** Instructions to follow **
Repeat the material exactly, every line of it.
=-=-=
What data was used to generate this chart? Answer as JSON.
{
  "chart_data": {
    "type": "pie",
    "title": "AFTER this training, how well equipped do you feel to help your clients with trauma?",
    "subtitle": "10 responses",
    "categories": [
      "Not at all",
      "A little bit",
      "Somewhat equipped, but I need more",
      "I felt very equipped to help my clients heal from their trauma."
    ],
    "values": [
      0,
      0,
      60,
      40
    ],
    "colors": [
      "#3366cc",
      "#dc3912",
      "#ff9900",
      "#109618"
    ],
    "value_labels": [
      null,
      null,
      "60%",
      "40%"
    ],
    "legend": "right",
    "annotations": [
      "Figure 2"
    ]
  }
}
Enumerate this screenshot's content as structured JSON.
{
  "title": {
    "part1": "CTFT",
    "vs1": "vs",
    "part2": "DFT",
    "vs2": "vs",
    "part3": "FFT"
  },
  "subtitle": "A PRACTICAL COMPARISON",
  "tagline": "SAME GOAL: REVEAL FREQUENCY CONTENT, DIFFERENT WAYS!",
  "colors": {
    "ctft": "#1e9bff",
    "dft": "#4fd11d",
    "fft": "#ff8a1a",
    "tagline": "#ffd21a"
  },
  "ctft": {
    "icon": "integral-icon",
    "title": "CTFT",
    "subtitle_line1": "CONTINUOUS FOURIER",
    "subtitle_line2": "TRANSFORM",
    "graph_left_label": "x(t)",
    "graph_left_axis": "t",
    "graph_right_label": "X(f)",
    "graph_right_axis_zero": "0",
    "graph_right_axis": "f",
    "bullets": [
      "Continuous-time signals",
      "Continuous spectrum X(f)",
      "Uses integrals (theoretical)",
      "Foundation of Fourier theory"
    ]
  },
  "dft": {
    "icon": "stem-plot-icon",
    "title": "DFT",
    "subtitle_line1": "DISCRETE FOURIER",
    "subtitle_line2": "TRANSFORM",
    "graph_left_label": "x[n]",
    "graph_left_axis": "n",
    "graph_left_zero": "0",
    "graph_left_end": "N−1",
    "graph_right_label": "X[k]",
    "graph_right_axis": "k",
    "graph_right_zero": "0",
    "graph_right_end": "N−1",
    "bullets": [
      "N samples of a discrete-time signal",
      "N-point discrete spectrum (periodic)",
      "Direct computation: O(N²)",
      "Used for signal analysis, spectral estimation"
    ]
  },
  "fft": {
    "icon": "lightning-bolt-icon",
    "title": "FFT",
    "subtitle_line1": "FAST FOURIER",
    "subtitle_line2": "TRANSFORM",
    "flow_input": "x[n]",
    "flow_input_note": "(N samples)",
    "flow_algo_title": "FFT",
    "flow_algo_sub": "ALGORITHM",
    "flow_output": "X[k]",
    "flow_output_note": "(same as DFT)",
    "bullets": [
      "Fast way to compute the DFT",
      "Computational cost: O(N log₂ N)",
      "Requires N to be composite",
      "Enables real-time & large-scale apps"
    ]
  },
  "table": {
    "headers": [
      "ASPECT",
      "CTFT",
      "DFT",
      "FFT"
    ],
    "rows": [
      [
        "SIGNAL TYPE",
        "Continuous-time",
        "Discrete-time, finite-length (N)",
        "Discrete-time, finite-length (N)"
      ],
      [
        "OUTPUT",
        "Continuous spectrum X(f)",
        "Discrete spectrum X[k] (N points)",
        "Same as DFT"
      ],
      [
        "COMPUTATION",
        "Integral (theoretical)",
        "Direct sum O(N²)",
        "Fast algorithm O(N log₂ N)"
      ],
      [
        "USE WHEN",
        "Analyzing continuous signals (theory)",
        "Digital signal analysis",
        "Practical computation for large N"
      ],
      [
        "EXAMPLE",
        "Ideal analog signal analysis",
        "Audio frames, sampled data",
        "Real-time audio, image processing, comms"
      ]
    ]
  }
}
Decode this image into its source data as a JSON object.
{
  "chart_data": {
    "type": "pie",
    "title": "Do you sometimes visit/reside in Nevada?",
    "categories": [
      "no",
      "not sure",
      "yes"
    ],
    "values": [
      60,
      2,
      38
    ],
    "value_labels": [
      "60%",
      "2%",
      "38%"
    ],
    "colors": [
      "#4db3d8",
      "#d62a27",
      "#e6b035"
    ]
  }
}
=-=-=
** Response below **
What data was used to generate this chart? Answer as JSON.
{
  "chart_data": {
    "type": "pie",
    "title": "AFTER this training, how well equipped do you feel to help your clients with trauma?",
    "subtitle": "10 responses",
    "categories": [
      "Not at all",
      "A little bit",
      "Somewhat equipped, but I need more",
      "I felt very equipped to help my clients heal from their trauma."
    ],
    "values": [
      0,
      0,
      60,
      40
    ],
    "colors": [
      "#3366cc",
      "#dc3912",
      "#ff9900",
      "#109618"
    ],
    "value_labels": [
      null,
      null,
      "60%",
      "40%"
    ],
    "legend": "right",
    "annotations": [
      "Figure 2"
    ]
  }
}
Enumerate this screenshot's content as structured JSON.
{
  "title": {
    "part1": "CTFT",
    "vs1": "vs",
    "part2": "DFT",
    "vs2": "vs",
    "part3": "FFT"
  },
  "subtitle": "A PRACTICAL COMPARISON",
  "tagline": "SAME GOAL: REVEAL FREQUENCY CONTENT, DIFFERENT WAYS!",
  "colors": {
    "ctft": "#1e9bff",
    "dft": "#4fd11d",
    "fft": "#ff8a1a",
    "tagline": "#ffd21a"
  },
  "ctft": {
    "icon": "integral-icon",
    "title": "CTFT",
    "subtitle_line1": "CONTINUOUS FOURIER",
    "subtitle_line2": "TRANSFORM",
    "graph_left_label": "x(t)",
    "graph_left_axis": "t",
    "graph_right_label": "X(f)",
    "graph_right_axis_zero": "0",
    "graph_right_axis": "f",
    "bullets": [
      "Continuous-time signals",
      "Continuous spectrum X(f)",
      "Uses integrals (theoretical)",
      "Foundation of Fourier theory"
    ]
  },
  "dft": {
    "icon": "stem-plot-icon",
    "title": "DFT",
    "subtitle_line1": "DISCRETE FOURIER",
    "subtitle_line2": "TRANSFORM",
    "graph_left_label": "x[n]",
    "graph_left_axis": "n",
    "graph_left_zero": "0",
    "graph_left_end": "N−1",
    "graph_right_label": "X[k]",
    "graph_right_axis": "k",
    "graph_right_zero": "0",
    "graph_right_end": "N−1",
    "bullets": [
      "N samples of a discrete-time signal",
      "N-point discrete spectrum (periodic)",
      "Direct computation: O(N²)",
      "Used for signal analysis, spectral estimation"
    ]
  },
  "fft": {
    "icon": "lightning-bolt-icon",
    "title": "FFT",
    "subtitle_line1": "FAST FOURIER",
    "subtitle_line2": "TRANSFORM",
    "flow_input": "x[n]",
    "flow_input_note": "(N samples)",
    "flow_algo_title": "FFT",
    "flow_algo_sub": "ALGORITHM",
    "flow_output": "X[k]",
    "flow_output_note": "(same as DFT)",
    "bullets": [
      "Fast way to compute the DFT",
      "Computational cost: O(N log₂ N)",
      "Requires N to be composite",
      "Enables real-time & large-scale apps"
    ]
  },
  "table": {
    "headers": [
      "ASPECT",
      "CTFT",
      "DFT",
      "FFT"
    ],
    "rows": [
      [
        "SIGNAL TYPE",
        "Continuous-time",
        "Discrete-time, finite-length (N)",
        "Discrete-time, finite-length (N)"
      ],
      [
        "OUTPUT",
        "Continuous spectrum X(f)",
        "Discrete spectrum X[k] (N points)",
        "Same as DFT"
      ],
      [
        "COMPUTATION",
        "Integral (theoretical)",
        "Direct sum O(N²)",
        "Fast algorithm O(N log₂ N)"
      ],
      [
        "USE WHEN",
        "Analyzing continuous signals (theory)",
        "Digital signal analysis",
        "Practical computation for large N"
      ],
      [
        "EXAMPLE",
        "Ideal analog signal analysis",
        "Audio frames, sampled data",
        "Real-time audio, image processing, comms"
      ]
    ]
  }
}
Decode this image into its source data as a JSON object.
{
  "chart_data": {
    "type": "pie",
    "title": "Do you sometimes visit/reside in Nevada?",
    "categories": [
      "no",
      "not sure",
      "yes"
    ],
    "values": [
      60,
      2,
      38
    ],
    "value_labels": [
      "60%",
      "2%",
      "38%"
    ],
    "colors": [
      "#4db3d8",
      "#d62a27",
      "#e6b035"
    ]
  }
}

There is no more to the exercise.